■ **Task requirements**: From the listing below, extract each entry exactly as written, minus the images.

■ **Dataset extract**:
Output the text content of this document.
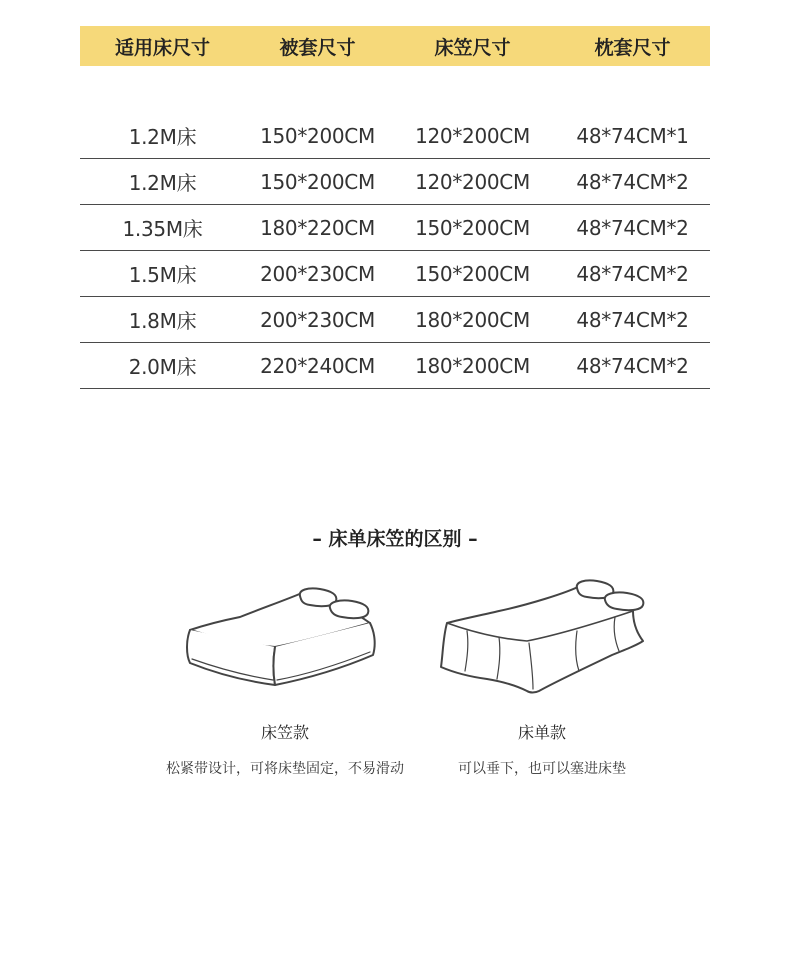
适用床尺寸	被套尺寸	床笠尺寸	枕套尺寸
1.2M床	150*200CM	120*200CM	48*74CM*1
1.2M床	150*200CM	120*200CM	48*74CM*2
1.35M床	180*220CM	150*200CM	48*74CM*2
1.5M床	200*230CM	150*200CM	48*74CM*2
1.8M床	200*230CM	180*200CM	48*74CM*2
2.0M床	220*240CM	180*200CM	48*74CM*2
– 床单床笠的区别 –
床笠款
松紧带设计，可将床垫固定，不易滑动
床单款
可以垂下，也可以塞进床垫
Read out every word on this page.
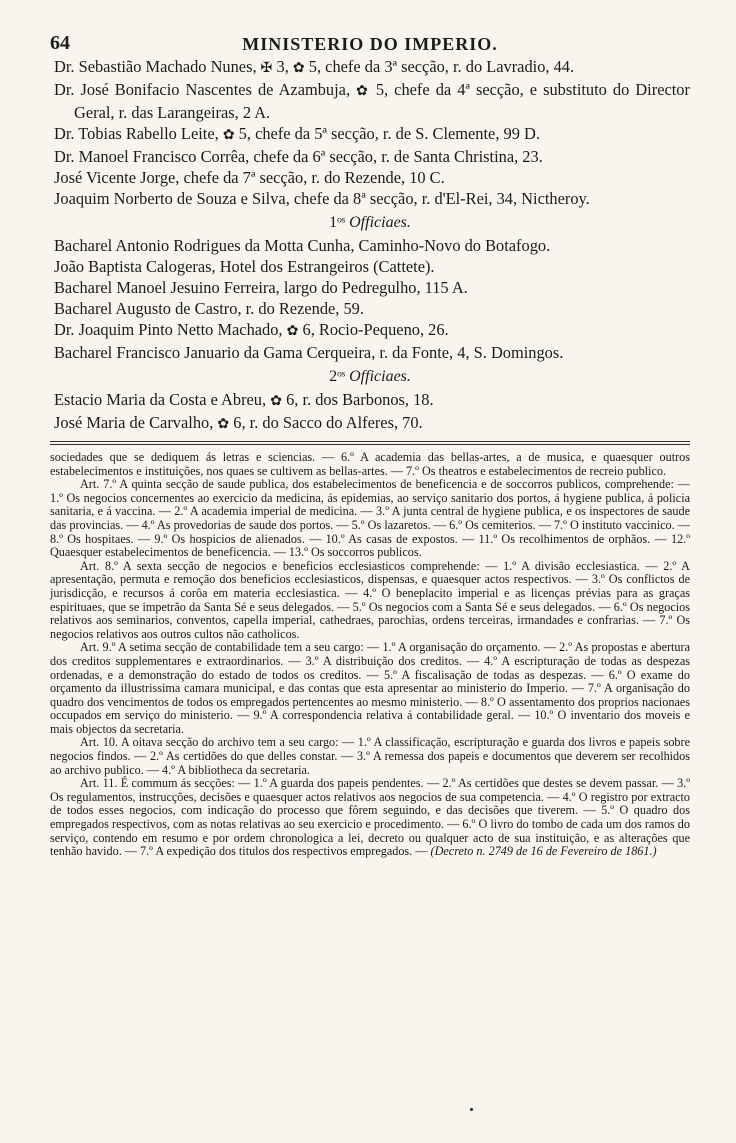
64	MINISTERIO DO IMPERIO.
Dr. Sebastião Machado Nunes, ✠ 3, ✿ 5, chefe da 3ª secção, r. do Lavradio, 44.
Dr. José Bonifacio Nascentes de Azambuja, ✿ 5, chefe da 4ª secção, e substituto do Director Geral, r. das Larangeiras, 2 A.
Dr. Tobias Rabello Leite, ✿ 5, chefe da 5ª secção, r. de S. Clemente, 99 D.
Dr. Manoel Francisco Corrêa, chefe da 6ª secção, r. de Santa Christina, 23.
José Vicente Jorge, chefe da 7ª secção, r. do Rezende, 10 C.
Joaquim Norberto de Souza e Silva, chefe da 8ª secção, r. d'El-Rei, 34, Nictheroy.
1ᵒˢ Officiaes.
Bacharel Antonio Rodrigues da Motta Cunha, Caminho-Novo do Botafogo.
João Baptista Calogeras, Hotel dos Estrangeiros (Cattete).
Bacharel Manoel Jesuino Ferreira, largo do Pedregulho, 115 A.
Bacharel Augusto de Castro, r. do Rezende, 59.
Dr. Joaquim Pinto Netto Machado, ✿ 6, Rocio-Pequeno, 26.
Bacharel Francisco Januario da Gama Cerqueira, r. da Fonte, 4, S. Domingos.
2ᵒˢ Officiaes.
Estacio Maria da Costa e Abreu, ✿ 6, r. dos Barbonos, 18.
José Maria de Carvalho, ✿ 6, r. do Sacco do Alferes, 70.

sociedades que se dediquem ás letras e sciencias. — 6.º A academia das bellas-artes, a de musica, e quaesquer outros estabelecimentos e instituições, nos quaes se cultivem as bellas-artes. — 7.º Os theatros e estabelecimentos de recreio publico.

Art. 7.º A quinta secção de saude publica, dos estabelecimentos de beneficencia e de soccorros publicos, comprehende: — 1.º Os negocios concernentes ao exercicio da medicina, ás epidemias, ao serviço sanitario dos portos, á hygiene publica, á policia sanitaria, e á vaccina. — 2.º A academia imperial de medicina. — 3.º A junta central de hygiene publica, e os inspectores de saude das provincias. — 4.º As provedorias de saude dos portos. — 5.º Os lazaretos. — 6.º Os cemiterios. — 7.º O instituto vaccinico. — 8.º Os hospitaes. — 9.º Os hospicios de alienados. — 10.º As casas de expostos. — 11.º Os recolhimentos de orphãos. — 12.º Quaesquer estabelecimentos de beneficencia. — 13.º Os soccorros publicos.

Art. 8.º A sexta secção de negocios e beneficios ecclesiasticos comprehende: — 1.º A divisão ecclesiastica. — 2.º A apresentação, permuta e remoção dos beneficios ecclesiasticos, dispensas, e quaesquer actos respectivos. — 3.º Os conflictos de jurisdicção, e recursos á corôa em materia ecclesiastica. — 4.º O beneplacito imperial e as licenças prévias para as graças espirituaes, que se impetrão da Santa Sé e seus delegados. — 5.º Os negocios com a Santa Sé e seus delegados. — 6.º Os negocios relativos aos seminarios, conventos, capella imperial, cathedraes, parochias, ordens terceiras, irmandades e confrarias. — 7.º Os negocios relativos aos outros cultos não catholicos.

Art. 9.º A setima secção de contabilidade tem a seu cargo: — 1.º A organisação do orçamento. — 2.º As propostas e abertura dos creditos supplementares e extraordinarios. — 3.º A distribuição dos creditos. — 4.º A escripturação de todas as despezas ordenadas, e a demonstração do estado de todos os creditos. — 5.º A fiscalisação de todas as despezas. — 6.º O exame do orçamento da illustrissima camara municipal, e das contas que esta apresentar ao ministerio do Imperio. — 7.º A organisação do quadro dos vencimentos de todos os empregados pertencentes ao mesmo ministerio. — 8.º O assentamento dos proprios nacionaes occupados em serviço do ministerio. — 9.º A correspondencia relativa á contabilidade geral. — 10.º O inventario dos moveis e mais objectos da secretaria.

Art. 10. A oitava secção do archivo tem a seu cargo: — 1.º A classificação, escripturação e guarda dos livros e papeis sobre negocios findos. — 2.º As certidões do que delles constar. — 3.º A remessa dos papeis e documentos que deverem ser recolhidos ao archivo publico. — 4.º A bibliotheca da secretaria.

Art. 11. É commum ás secções: — 1.º A guarda dos papeis pendentes. — 2.º As certidões que destes se devem passar. — 3.º Os regulamentos, instrucções, decisões e quaesquer actos relativos aos negocios de sua competencia. — 4.º O registro por extracto de todos esses negocios, com indicação do processo que fôrem seguindo, e das decisões que tiverem. — 5.º O quadro dos empregados respectivos, com as notas relativas ao seu exercicio e procedimento. — 6.º O livro do tombo de cada um dos ramos do serviço, contendo em resumo e por ordem chronologica a lei, decreto ou qualquer acto de sua instituição, e as alterações que tenhão havido. — 7.º A expedição dos titulos dos respectivos empregados. — (Decreto n. 2749 de 16 de Fevereiro de 1861.)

■ **Solution below**:
Output the text content of this document.
适用床尺寸	被套尺寸	床笠尺寸	枕套尺寸
1.2M床	150*200CM	120*200CM	48*74CM*1
1.2M床	150*200CM	120*200CM	48*74CM*2
1.35M床	180*220CM	150*200CM	48*74CM*2
1.5M床	200*230CM	150*200CM	48*74CM*2
1.8M床	200*230CM	180*200CM	48*74CM*2
2.0M床	220*240CM	180*200CM	48*74CM*2
– 床单床笠的区别 –
床笠款
松紧带设计，可将床垫固定，不易滑动
床单款
可以垂下，也可以塞进床垫
Read out every word on this page.
64	MINISTERIO DO IMPERIO.
Dr. Sebastião Machado Nunes, ✠ 3, ✿ 5, chefe da 3ª secção, r. do Lavradio, 44.
Dr. José Bonifacio Nascentes de Azambuja, ✿ 5, chefe da 4ª secção, e substituto do Director Geral, r. das Larangeiras, 2 A.
Dr. Tobias Rabello Leite, ✿ 5, chefe da 5ª secção, r. de S. Clemente, 99 D.
Dr. Manoel Francisco Corrêa, chefe da 6ª secção, r. de Santa Christina, 23.
José Vicente Jorge, chefe da 7ª secção, r. do Rezende, 10 C.
Joaquim Norberto de Souza e Silva, chefe da 8ª secção, r. d'El-Rei, 34, Nictheroy.
1ᵒˢ Officiaes.
Bacharel Antonio Rodrigues da Motta Cunha, Caminho-Novo do Botafogo.
João Baptista Calogeras, Hotel dos Estrangeiros (Cattete).
Bacharel Manoel Jesuino Ferreira, largo do Pedregulho, 115 A.
Bacharel Augusto de Castro, r. do Rezende, 59.
Dr. Joaquim Pinto Netto Machado, ✿ 6, Rocio-Pequeno, 26.
Bacharel Francisco Januario da Gama Cerqueira, r. da Fonte, 4, S. Domingos.
2ᵒˢ Officiaes.
Estacio Maria da Costa e Abreu, ✿ 6, r. dos Barbonos, 18.
José Maria de Carvalho, ✿ 6, r. do Sacco do Alferes, 70.

sociedades que se dediquem ás letras e sciencias. — 6.º A academia das bellas-artes, a de musica, e quaesquer outros estabelecimentos e instituições, nos quaes se cultivem as bellas-artes. — 7.º Os theatros e estabelecimentos de recreio publico.

Art. 7.º A quinta secção de saude publica, dos estabelecimentos de beneficencia e de soccorros publicos, comprehende: — 1.º Os negocios concernentes ao exercicio da medicina, ás epidemias, ao serviço sanitario dos portos, á hygiene publica, á policia sanitaria, e á vaccina. — 2.º A academia imperial de medicina. — 3.º A junta central de hygiene publica, e os inspectores de saude das provincias. — 4.º As provedorias de saude dos portos. — 5.º Os lazaretos. — 6.º Os cemiterios. — 7.º O instituto vaccinico. — 8.º Os hospitaes. — 9.º Os hospicios de alienados. — 10.º As casas de expostos. — 11.º Os recolhimentos de orphãos. — 12.º Quaesquer estabelecimentos de beneficencia. — 13.º Os soccorros publicos.

Art. 8.º A sexta secção de negocios e beneficios ecclesiasticos comprehende: — 1.º A divisão ecclesiastica. — 2.º A apresentação, permuta e remoção dos beneficios ecclesiasticos, dispensas, e quaesquer actos respectivos. — 3.º Os conflictos de jurisdicção, e recursos á corôa em materia ecclesiastica. — 4.º O beneplacito imperial e as licenças prévias para as graças espirituaes, que se impetrão da Santa Sé e seus delegados. — 5.º Os negocios com a Santa Sé e seus delegados. — 6.º Os negocios relativos aos seminarios, conventos, capella imperial, cathedraes, parochias, ordens terceiras, irmandades e confrarias. — 7.º Os negocios relativos aos outros cultos não catholicos.

Art. 9.º A setima secção de contabilidade tem a seu cargo: — 1.º A organisação do orçamento. — 2.º As propostas e abertura dos creditos supplementares e extraordinarios. — 3.º A distribuição dos creditos. — 4.º A escripturação de todas as despezas ordenadas, e a demonstração do estado de todos os creditos. — 5.º A fiscalisação de todas as despezas. — 6.º O exame do orçamento da illustrissima camara municipal, e das contas que esta apresentar ao ministerio do Imperio. — 7.º A organisação do quadro dos vencimentos de todos os empregados pertencentes ao mesmo ministerio. — 8.º O assentamento dos proprios nacionaes occupados em serviço do ministerio. — 9.º A correspondencia relativa á contabilidade geral. — 10.º O inventario dos moveis e mais objectos da secretaria.

Art. 10. A oitava secção do archivo tem a seu cargo: — 1.º A classificação, escripturação e guarda dos livros e papeis sobre negocios findos. — 2.º As certidões do que delles constar. — 3.º A remessa dos papeis e documentos que deverem ser recolhidos ao archivo publico. — 4.º A bibliotheca da secretaria.

Art. 11. É commum ás secções: — 1.º A guarda dos papeis pendentes. — 2.º As certidões que destes se devem passar. — 3.º Os regulamentos, instrucções, decisões e quaesquer actos relativos aos negocios de sua competencia. — 4.º O registro por extracto de todos esses negocios, com indicação do processo que fôrem seguindo, e das decisões que tiverem. — 5.º O quadro dos empregados respectivos, com as notas relativas ao seu exercicio e procedimento. — 6.º O livro do tombo de cada um dos ramos do serviço, contendo em resumo e por ordem chronologica a lei, decreto ou qualquer acto de sua instituição, e as alterações que tenhão havido. — 7.º A expedição dos titulos dos respectivos empregados. — (Decreto n. 2749 de 16 de Fevereiro de 1861.)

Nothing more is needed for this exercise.